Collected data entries
## start
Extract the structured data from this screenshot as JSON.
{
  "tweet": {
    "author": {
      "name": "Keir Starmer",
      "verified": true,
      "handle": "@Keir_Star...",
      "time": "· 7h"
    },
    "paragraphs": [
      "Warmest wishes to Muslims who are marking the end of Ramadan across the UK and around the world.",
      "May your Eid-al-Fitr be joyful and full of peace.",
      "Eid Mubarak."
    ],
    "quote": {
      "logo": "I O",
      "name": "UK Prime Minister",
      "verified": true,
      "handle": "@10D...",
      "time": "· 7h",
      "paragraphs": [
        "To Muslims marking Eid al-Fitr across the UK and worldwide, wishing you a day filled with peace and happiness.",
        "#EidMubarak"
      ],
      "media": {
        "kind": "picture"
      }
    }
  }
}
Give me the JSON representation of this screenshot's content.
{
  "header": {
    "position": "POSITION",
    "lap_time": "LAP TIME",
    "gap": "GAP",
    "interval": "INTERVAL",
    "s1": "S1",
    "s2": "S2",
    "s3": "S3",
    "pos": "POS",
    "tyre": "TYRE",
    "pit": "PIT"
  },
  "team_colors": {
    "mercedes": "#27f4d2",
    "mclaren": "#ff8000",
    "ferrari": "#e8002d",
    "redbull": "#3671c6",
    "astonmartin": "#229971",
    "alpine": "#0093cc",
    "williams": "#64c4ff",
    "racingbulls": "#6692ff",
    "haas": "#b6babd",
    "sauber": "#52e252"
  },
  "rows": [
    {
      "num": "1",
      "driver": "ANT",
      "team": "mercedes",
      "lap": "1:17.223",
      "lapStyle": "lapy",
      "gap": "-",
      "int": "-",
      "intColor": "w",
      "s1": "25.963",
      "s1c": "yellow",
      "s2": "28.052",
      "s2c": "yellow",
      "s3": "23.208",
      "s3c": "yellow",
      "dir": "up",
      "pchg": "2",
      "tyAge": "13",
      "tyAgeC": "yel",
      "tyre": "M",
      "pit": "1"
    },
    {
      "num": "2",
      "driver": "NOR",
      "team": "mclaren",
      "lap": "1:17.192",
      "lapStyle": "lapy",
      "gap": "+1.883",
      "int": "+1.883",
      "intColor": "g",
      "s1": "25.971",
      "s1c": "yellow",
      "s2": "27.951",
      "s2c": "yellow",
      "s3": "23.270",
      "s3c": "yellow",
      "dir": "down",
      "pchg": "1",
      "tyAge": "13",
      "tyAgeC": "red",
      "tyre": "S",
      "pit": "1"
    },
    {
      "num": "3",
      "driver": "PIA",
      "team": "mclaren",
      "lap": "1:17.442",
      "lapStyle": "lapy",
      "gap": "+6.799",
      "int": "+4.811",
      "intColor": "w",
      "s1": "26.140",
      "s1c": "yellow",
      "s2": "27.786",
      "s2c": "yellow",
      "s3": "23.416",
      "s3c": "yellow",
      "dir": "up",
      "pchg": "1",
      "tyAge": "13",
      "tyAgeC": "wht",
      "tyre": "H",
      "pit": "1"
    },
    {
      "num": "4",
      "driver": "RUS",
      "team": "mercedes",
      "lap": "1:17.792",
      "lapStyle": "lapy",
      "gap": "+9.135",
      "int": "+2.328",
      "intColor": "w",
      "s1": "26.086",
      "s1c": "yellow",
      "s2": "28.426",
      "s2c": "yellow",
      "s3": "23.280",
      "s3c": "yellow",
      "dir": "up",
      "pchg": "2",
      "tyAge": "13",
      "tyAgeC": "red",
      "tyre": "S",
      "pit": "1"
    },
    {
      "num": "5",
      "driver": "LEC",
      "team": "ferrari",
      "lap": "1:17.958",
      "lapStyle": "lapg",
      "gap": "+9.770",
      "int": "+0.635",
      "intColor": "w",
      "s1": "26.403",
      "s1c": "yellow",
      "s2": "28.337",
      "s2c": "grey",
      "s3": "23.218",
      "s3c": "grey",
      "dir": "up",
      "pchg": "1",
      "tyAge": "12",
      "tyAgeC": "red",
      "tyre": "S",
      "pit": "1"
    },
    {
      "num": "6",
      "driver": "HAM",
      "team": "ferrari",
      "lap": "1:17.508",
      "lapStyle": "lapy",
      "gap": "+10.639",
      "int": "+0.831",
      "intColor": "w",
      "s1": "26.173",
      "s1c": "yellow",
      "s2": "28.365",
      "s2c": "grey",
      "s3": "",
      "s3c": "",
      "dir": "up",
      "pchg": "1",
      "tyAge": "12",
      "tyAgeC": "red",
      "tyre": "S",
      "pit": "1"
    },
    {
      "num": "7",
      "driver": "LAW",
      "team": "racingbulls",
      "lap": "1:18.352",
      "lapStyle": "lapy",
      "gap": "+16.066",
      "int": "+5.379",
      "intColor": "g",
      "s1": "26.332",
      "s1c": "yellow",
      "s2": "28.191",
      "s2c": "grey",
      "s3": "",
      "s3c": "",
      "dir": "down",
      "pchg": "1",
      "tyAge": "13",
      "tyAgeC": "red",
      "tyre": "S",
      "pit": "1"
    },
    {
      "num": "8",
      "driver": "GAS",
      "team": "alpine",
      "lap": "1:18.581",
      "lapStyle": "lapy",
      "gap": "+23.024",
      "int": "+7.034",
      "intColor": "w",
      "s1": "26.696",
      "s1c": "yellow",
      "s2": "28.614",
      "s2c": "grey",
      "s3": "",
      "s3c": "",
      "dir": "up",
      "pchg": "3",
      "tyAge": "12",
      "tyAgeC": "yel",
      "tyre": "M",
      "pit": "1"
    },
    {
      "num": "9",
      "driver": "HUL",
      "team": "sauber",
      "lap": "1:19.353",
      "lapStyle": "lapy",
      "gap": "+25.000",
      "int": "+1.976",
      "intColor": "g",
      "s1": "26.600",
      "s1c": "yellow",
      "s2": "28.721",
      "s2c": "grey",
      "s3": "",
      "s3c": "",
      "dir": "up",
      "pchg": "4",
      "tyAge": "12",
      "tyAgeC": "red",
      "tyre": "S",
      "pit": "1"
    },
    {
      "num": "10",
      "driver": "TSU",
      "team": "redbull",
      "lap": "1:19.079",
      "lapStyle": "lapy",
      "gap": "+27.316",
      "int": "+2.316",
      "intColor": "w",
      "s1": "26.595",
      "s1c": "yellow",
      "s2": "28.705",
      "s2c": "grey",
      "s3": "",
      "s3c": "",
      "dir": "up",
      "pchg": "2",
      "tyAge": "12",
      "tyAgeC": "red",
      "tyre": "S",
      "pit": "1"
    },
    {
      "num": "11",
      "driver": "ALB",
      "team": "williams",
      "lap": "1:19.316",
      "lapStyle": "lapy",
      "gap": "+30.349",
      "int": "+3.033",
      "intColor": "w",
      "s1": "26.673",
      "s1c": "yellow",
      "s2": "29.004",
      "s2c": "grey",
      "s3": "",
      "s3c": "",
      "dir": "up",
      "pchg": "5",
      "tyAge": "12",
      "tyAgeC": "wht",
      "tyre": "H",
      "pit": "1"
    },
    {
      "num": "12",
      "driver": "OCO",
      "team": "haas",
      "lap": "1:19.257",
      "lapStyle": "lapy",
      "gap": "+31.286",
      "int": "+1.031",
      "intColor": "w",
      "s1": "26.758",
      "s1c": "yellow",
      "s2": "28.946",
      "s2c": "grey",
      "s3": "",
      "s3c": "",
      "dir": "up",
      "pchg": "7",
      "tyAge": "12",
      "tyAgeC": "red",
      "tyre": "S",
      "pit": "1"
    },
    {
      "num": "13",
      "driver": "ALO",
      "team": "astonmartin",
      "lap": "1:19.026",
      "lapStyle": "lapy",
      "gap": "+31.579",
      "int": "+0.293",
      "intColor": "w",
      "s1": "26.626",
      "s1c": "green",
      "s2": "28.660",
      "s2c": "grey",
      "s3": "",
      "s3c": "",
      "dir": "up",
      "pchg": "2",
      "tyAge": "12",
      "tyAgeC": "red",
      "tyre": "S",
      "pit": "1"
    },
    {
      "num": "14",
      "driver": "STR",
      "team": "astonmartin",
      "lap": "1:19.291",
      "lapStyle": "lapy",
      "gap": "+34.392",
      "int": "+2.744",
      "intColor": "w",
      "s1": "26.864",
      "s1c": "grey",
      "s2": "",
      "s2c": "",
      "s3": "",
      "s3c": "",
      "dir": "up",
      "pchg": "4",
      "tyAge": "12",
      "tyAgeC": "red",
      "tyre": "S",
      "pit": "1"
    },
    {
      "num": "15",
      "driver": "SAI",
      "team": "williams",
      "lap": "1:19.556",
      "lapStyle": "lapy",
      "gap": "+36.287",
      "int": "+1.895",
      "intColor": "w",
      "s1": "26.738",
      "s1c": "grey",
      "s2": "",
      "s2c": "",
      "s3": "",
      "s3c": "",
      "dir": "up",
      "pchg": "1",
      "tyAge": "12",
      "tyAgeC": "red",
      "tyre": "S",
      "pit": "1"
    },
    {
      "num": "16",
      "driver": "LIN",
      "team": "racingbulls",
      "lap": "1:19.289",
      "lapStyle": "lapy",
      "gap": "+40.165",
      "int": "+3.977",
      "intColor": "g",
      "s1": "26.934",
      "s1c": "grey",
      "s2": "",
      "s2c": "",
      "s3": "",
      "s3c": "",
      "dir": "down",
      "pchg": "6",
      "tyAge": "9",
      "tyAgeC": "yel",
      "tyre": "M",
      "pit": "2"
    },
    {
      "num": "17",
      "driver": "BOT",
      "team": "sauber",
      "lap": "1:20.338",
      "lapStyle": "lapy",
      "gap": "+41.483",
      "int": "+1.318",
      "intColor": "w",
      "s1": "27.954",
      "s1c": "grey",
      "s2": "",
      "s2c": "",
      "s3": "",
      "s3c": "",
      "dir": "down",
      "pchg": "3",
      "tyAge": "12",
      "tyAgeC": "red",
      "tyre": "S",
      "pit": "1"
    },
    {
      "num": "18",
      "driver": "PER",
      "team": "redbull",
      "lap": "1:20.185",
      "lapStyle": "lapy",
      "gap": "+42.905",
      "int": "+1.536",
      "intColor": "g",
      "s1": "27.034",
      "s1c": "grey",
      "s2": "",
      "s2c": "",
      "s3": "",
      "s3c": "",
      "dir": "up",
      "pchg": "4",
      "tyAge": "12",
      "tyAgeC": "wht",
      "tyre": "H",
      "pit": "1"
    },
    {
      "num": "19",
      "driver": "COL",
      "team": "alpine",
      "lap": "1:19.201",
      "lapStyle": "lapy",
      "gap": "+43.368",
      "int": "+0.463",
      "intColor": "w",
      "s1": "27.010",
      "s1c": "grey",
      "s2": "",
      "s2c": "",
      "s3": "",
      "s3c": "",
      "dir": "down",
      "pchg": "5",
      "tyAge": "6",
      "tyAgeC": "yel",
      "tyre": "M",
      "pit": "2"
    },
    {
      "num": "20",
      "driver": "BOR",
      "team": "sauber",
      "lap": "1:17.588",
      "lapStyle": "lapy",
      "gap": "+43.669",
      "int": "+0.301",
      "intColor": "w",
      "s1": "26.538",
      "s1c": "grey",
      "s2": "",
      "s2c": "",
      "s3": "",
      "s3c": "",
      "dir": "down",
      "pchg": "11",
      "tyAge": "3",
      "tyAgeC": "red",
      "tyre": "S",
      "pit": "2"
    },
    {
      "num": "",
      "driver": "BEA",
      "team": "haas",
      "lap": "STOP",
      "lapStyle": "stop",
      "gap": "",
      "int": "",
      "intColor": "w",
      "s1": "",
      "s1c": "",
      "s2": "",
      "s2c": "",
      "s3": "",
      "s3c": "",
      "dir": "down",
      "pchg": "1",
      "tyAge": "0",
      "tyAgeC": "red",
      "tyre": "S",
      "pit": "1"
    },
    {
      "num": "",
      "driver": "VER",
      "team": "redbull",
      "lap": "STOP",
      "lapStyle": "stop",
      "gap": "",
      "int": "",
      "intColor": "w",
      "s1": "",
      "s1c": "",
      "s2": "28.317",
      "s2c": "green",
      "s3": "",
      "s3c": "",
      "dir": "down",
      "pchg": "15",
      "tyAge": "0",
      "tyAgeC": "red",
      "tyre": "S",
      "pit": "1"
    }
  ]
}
## end
_Exercise requirements_
Which lines hold the word "Muslims"? Copy each of them from the records.

_Exercise output_
      "Warmest wishes to Muslims who are marking the end of Ramadan across the UK and around the world.",
        "To Muslims marking Eid al-Fitr across the UK and worldwide, wishing you a day filled with peace and happiness.",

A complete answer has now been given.